Stored data:
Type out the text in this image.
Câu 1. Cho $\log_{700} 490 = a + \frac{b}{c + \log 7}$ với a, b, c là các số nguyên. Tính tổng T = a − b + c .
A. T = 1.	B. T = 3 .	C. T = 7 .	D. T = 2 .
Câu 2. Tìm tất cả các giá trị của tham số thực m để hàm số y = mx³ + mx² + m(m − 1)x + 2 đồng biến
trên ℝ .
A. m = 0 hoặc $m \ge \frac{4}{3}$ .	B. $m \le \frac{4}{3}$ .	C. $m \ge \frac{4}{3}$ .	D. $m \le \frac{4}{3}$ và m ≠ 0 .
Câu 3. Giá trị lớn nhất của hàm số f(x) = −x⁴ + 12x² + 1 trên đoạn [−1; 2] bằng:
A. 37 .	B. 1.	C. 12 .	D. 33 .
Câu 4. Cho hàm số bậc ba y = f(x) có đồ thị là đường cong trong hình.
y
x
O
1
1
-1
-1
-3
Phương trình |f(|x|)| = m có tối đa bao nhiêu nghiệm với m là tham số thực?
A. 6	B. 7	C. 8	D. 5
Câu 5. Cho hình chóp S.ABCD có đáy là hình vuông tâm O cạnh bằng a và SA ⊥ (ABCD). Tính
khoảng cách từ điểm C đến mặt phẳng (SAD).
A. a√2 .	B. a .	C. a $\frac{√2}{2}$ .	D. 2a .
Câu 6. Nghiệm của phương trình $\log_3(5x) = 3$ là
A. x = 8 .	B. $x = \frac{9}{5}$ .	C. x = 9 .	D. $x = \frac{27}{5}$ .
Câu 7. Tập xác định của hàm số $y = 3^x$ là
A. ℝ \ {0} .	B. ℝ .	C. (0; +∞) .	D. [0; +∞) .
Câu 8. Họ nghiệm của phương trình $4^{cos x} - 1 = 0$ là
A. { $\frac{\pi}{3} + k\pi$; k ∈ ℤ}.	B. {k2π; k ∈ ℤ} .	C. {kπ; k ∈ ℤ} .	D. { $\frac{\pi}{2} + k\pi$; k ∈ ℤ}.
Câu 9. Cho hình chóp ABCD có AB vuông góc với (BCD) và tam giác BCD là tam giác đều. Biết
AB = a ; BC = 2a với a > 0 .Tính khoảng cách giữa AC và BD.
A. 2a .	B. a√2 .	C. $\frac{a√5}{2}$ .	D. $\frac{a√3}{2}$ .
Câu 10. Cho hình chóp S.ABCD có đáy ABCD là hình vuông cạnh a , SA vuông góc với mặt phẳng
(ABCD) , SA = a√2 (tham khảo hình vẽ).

Aim of the exercise: Pick out every line above that contains the word "bằng" and copy it.

Final answer:
Câu 3. Giá trị lớn nhất của hàm số f(x) = −x⁴ + 12x² + 1 trên đoạn [−1; 2] bằng:
Câu 5. Cho hình chóp S.ABCD có đáy là hình vuông tâm O cạnh bằng a và SA ⊥ (ABCD). Tính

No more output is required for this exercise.